RECORDS FOR PROCESSING:

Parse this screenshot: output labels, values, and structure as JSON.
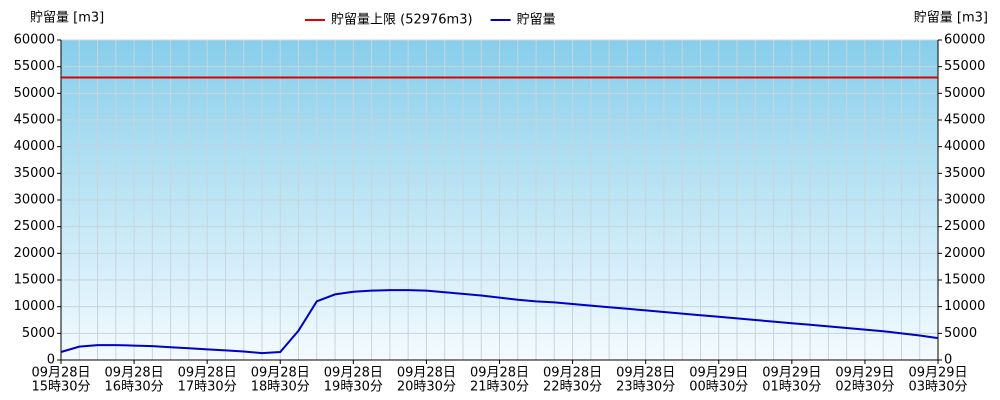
{
  "chart_data": {
    "type": "line",
    "y_label": "貯留量 [m3]",
    "y2_label": "貯留量 [m3]",
    "reference_line": {
      "name": "貯留量上限 (52976m3)",
      "value": 52976,
      "color": "#e00000"
    },
    "categories": [
      [
        "09月28日",
        "15時30分"
      ],
      null,
      null,
      null,
      [
        "09月28日",
        "16時30分"
      ],
      null,
      null,
      null,
      [
        "09月28日",
        "17時30分"
      ],
      null,
      null,
      null,
      [
        "09月28日",
        "18時30分"
      ],
      null,
      null,
      null,
      [
        "09月28日",
        "19時30分"
      ],
      null,
      null,
      null,
      [
        "09月28日",
        "20時30分"
      ],
      null,
      null,
      null,
      [
        "09月28日",
        "21時30分"
      ],
      null,
      null,
      null,
      [
        "09月28日",
        "22時30分"
      ],
      null,
      null,
      null,
      [
        "09月28日",
        "23時30分"
      ],
      null,
      null,
      null,
      [
        "09月29日",
        "00時30分"
      ],
      null,
      null,
      null,
      [
        "09月29日",
        "01時30分"
      ],
      null,
      null,
      null,
      [
        "09月29日",
        "02時30分"
      ],
      null,
      null,
      null,
      [
        "09月29日",
        "03時30分"
      ]
    ],
    "series": [
      {
        "name": "貯留量",
        "color": "#0000c8",
        "values": [
          1500,
          2500,
          2800,
          2800,
          2700,
          2600,
          2400,
          2200,
          2000,
          1800,
          1600,
          1300,
          1500,
          5500,
          11000,
          12300,
          12800,
          13000,
          13100,
          13100,
          13000,
          12700,
          12400,
          12100,
          11700,
          11300,
          11000,
          10800,
          10500,
          10200,
          9900,
          9600,
          9300,
          9000,
          8700,
          8400,
          8100,
          7800,
          7500,
          7200,
          6900,
          6600,
          6300,
          6000,
          5700,
          5400,
          5000,
          4600,
          4100
        ]
      }
    ],
    "ylim": [
      0,
      60000
    ],
    "yticks": [
      0,
      5000,
      10000,
      15000,
      20000,
      25000,
      30000,
      35000,
      40000,
      45000,
      50000,
      55000,
      60000
    ],
    "y2lim": [
      0,
      60000
    ],
    "y2ticks": [
      0,
      5000,
      10000,
      15000,
      20000,
      25000,
      30000,
      35000,
      40000,
      45000,
      50000,
      55000,
      60000
    ],
    "grid": true
  }
}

TASK BRIEF:
Find every line that holds "values" and copy it.

SOLUTION:
Parse this screenshot: output labels, values, and structure as JSON.
        "values": [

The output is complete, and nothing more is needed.